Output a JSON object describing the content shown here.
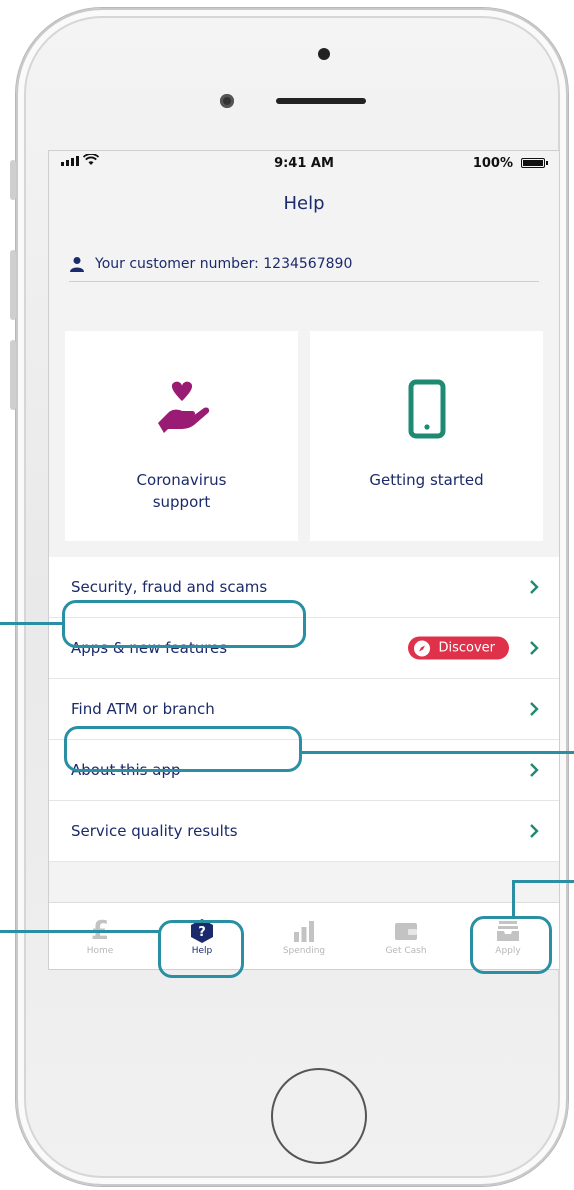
{
  "status_bar": {
    "time": "9:41 AM",
    "battery": "100%"
  },
  "header": {
    "title": "Help"
  },
  "customer": {
    "text": "Your customer number: 1234567890",
    "icon": "person-icon"
  },
  "cards": [
    {
      "label": "Coronavirus support",
      "icon": "heart-hand-icon",
      "icon_color": "#9a1b74"
    },
    {
      "label": "Getting started",
      "icon": "phone-icon",
      "icon_color": "#1f8a72"
    }
  ],
  "menu": [
    {
      "label": "Security, fraud and scams"
    },
    {
      "label": "Apps & new features",
      "badge": "Discover"
    },
    {
      "label": "Find ATM or branch"
    },
    {
      "label": "About this app"
    },
    {
      "label": "Service quality results"
    }
  ],
  "tabs": [
    {
      "label": "Home",
      "icon": "pound-icon"
    },
    {
      "label": "Help",
      "icon": "help-hex-icon"
    },
    {
      "label": "Spending",
      "icon": "bar-chart-icon"
    },
    {
      "label": "Get Cash",
      "icon": "wallet-icon"
    },
    {
      "label": "Apply",
      "icon": "tray-icon"
    }
  ],
  "colors": {
    "brand": "#1b2a6b",
    "accent_red": "#e0314b",
    "highlight": "#2a8fa3",
    "chevron": "#1f8a72"
  }
}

* _Exercise instructions_: Return the records above verbatim, leaving out images.

* _Output of the exercise_:
Output a JSON object describing the content shown here.
{
  "status_bar": {
    "time": "9:41 AM",
    "battery": "100%"
  },
  "header": {
    "title": "Help"
  },
  "customer": {
    "text": "Your customer number: 1234567890",
    "icon": "person-icon"
  },
  "cards": [
    {
      "label": "Coronavirus support",
      "icon": "heart-hand-icon",
      "icon_color": "#9a1b74"
    },
    {
      "label": "Getting started",
      "icon": "phone-icon",
      "icon_color": "#1f8a72"
    }
  ],
  "menu": [
    {
      "label": "Security, fraud and scams"
    },
    {
      "label": "Apps & new features",
      "badge": "Discover"
    },
    {
      "label": "Find ATM or branch"
    },
    {
      "label": "About this app"
    },
    {
      "label": "Service quality results"
    }
  ],
  "tabs": [
    {
      "label": "Home",
      "icon": "pound-icon"
    },
    {
      "label": "Help",
      "icon": "help-hex-icon"
    },
    {
      "label": "Spending",
      "icon": "bar-chart-icon"
    },
    {
      "label": "Get Cash",
      "icon": "wallet-icon"
    },
    {
      "label": "Apply",
      "icon": "tray-icon"
    }
  ],
  "colors": {
    "brand": "#1b2a6b",
    "accent_red": "#e0314b",
    "highlight": "#2a8fa3",
    "chevron": "#1f8a72"
  }
}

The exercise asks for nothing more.